→ **WHAT THE TASK REQUIRES**: Each line of the data must be written out again verbatim; no image belongs in the copy.

→ **EXERCISE INPUTS**:
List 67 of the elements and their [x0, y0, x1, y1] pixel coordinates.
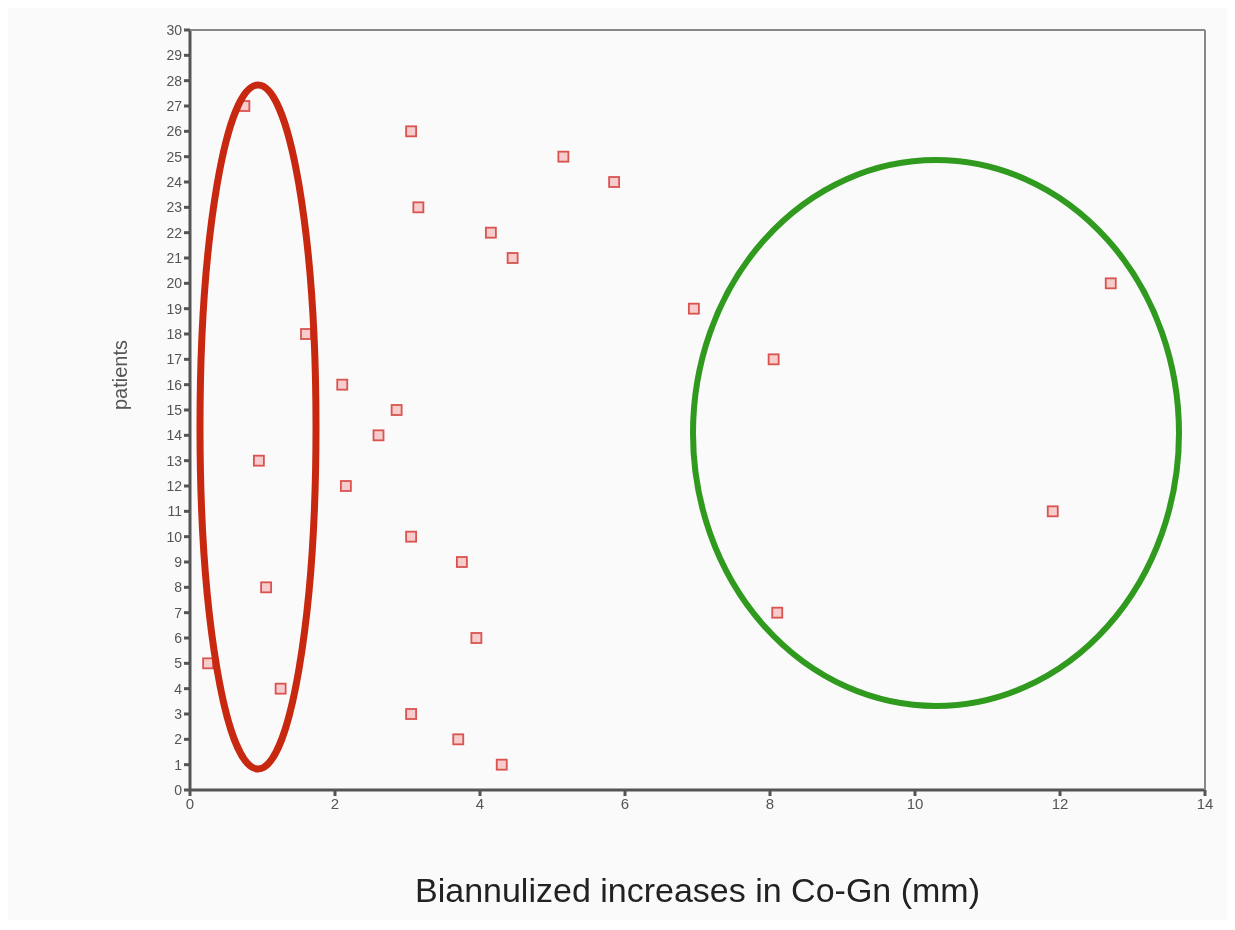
y-tick-label: 13	[166, 452, 183, 469]
point	[336, 378, 349, 391]
point	[1046, 505, 1059, 518]
x-tick-label: 10	[906, 794, 924, 812]
x-tick-label: 6	[620, 794, 630, 812]
point	[405, 125, 418, 138]
point	[1104, 277, 1117, 290]
point	[506, 252, 519, 264]
y-tick-label: 14	[166, 427, 183, 444]
y-tick-label: 9	[174, 553, 183, 570]
y-axis-title: patients	[109, 339, 132, 410]
x-tick-label: 8	[765, 794, 775, 812]
point	[687, 302, 700, 315]
y-tick-label: 11	[167, 503, 183, 520]
y-tick-label: 18	[166, 325, 183, 342]
y-tick-label: 19	[166, 300, 183, 317]
y-tick-label: 1	[174, 756, 183, 773]
y-tick-label: 6	[174, 629, 183, 646]
point	[412, 201, 425, 214]
y-tick-label: 28	[166, 72, 183, 89]
y-tick-label: 16	[166, 376, 183, 393]
y-tick-label: 0	[174, 781, 183, 798]
x-tick-label: 2	[330, 794, 340, 812]
point	[767, 353, 780, 366]
y-tick-label: 21	[166, 249, 183, 266]
point	[771, 606, 784, 619]
y-tick-label: 7	[174, 604, 183, 621]
point	[608, 176, 621, 188]
point	[557, 150, 570, 163]
point	[470, 632, 483, 644]
point	[339, 480, 352, 492]
y-tick-label: 12	[166, 477, 183, 494]
point	[300, 328, 312, 340]
x-axis-title: Biannulized increases in Co-Gn (mm)	[415, 871, 980, 909]
point	[452, 733, 465, 746]
point	[260, 581, 273, 594]
y-tick-label: 30	[166, 21, 183, 38]
y-tick-label: 22	[166, 224, 183, 241]
y-tick-label: 24	[166, 173, 183, 190]
x-tick-label: 0	[185, 794, 195, 812]
y-tick-label: 3	[174, 705, 183, 722]
point	[372, 429, 385, 442]
point	[390, 404, 403, 416]
y-tick-label: 25	[166, 148, 183, 165]
point	[202, 657, 215, 670]
y-tick-label: 20	[166, 275, 183, 292]
y-tick-label: 26	[166, 123, 183, 140]
point	[252, 454, 265, 467]
y-tick-label: 5	[174, 655, 183, 672]
y-tick-label: 4	[174, 680, 183, 697]
y-tick-label: 27	[166, 97, 183, 114]
x-tick-label: 4	[475, 794, 485, 812]
y-tick-label: 17	[166, 351, 183, 368]
x-tick-label: 14	[1196, 794, 1214, 812]
point	[405, 708, 418, 720]
point	[274, 682, 287, 695]
point	[484, 226, 497, 239]
point	[405, 530, 418, 543]
y-tick-label: 8	[174, 579, 183, 596]
point	[495, 758, 508, 771]
x-tick-label: 12	[1051, 794, 1069, 812]
y-tick-label: 29	[166, 47, 183, 64]
point	[455, 556, 468, 568]
y-tick-label: 23	[166, 199, 183, 216]
y-tick-label: 10	[166, 528, 183, 545]
y-tick-label: 2	[174, 731, 183, 748]
y-tick-label: 15	[166, 401, 183, 418]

→ **WRITTEN SOLUTION**:
List 67 of the elements and their [x0, y0, x1, y1] pixel coordinates.
y-tick-label: 13	[166, 452, 183, 469]
point	[336, 378, 349, 391]
point	[1046, 505, 1059, 518]
x-tick-label: 10	[906, 794, 924, 812]
x-tick-label: 6	[620, 794, 630, 812]
point	[405, 125, 418, 138]
point	[1104, 277, 1117, 290]
point	[506, 252, 519, 264]
y-tick-label: 14	[166, 427, 183, 444]
y-tick-label: 9	[174, 553, 183, 570]
y-axis-title: patients	[109, 339, 132, 410]
x-tick-label: 8	[765, 794, 775, 812]
point	[687, 302, 700, 315]
y-tick-label: 11	[167, 503, 183, 520]
y-tick-label: 18	[166, 325, 183, 342]
y-tick-label: 19	[166, 300, 183, 317]
y-tick-label: 1	[174, 756, 183, 773]
y-tick-label: 6	[174, 629, 183, 646]
point	[412, 201, 425, 214]
y-tick-label: 28	[166, 72, 183, 89]
y-tick-label: 16	[166, 376, 183, 393]
y-tick-label: 0	[174, 781, 183, 798]
x-tick-label: 2	[330, 794, 340, 812]
point	[767, 353, 780, 366]
y-tick-label: 21	[166, 249, 183, 266]
point	[771, 606, 784, 619]
y-tick-label: 7	[174, 604, 183, 621]
point	[608, 176, 621, 188]
point	[557, 150, 570, 163]
point	[470, 632, 483, 644]
point	[339, 480, 352, 492]
y-tick-label: 12	[166, 477, 183, 494]
point	[300, 328, 312, 340]
x-axis-title: Biannulized increases in Co-Gn (mm)	[415, 871, 980, 909]
point	[452, 733, 465, 746]
point	[260, 581, 273, 594]
y-tick-label: 30	[166, 21, 183, 38]
y-tick-label: 22	[166, 224, 183, 241]
y-tick-label: 24	[166, 173, 183, 190]
x-tick-label: 0	[185, 794, 195, 812]
y-tick-label: 3	[174, 705, 183, 722]
point	[372, 429, 385, 442]
point	[390, 404, 403, 416]
y-tick-label: 25	[166, 148, 183, 165]
point	[202, 657, 215, 670]
y-tick-label: 20	[166, 275, 183, 292]
y-tick-label: 26	[166, 123, 183, 140]
point	[252, 454, 265, 467]
y-tick-label: 5	[174, 655, 183, 672]
y-tick-label: 4	[174, 680, 183, 697]
y-tick-label: 27	[166, 97, 183, 114]
x-tick-label: 4	[475, 794, 485, 812]
y-tick-label: 17	[166, 351, 183, 368]
x-tick-label: 14	[1196, 794, 1214, 812]
point	[405, 708, 418, 720]
point	[274, 682, 287, 695]
point	[484, 226, 497, 239]
point	[405, 530, 418, 543]
y-tick-label: 8	[174, 579, 183, 596]
point	[495, 758, 508, 771]
x-tick-label: 12	[1051, 794, 1069, 812]
y-tick-label: 29	[166, 47, 183, 64]
point	[455, 556, 468, 568]
y-tick-label: 23	[166, 199, 183, 216]
y-tick-label: 10	[166, 528, 183, 545]
y-tick-label: 2	[174, 731, 183, 748]
y-tick-label: 15	[166, 401, 183, 418]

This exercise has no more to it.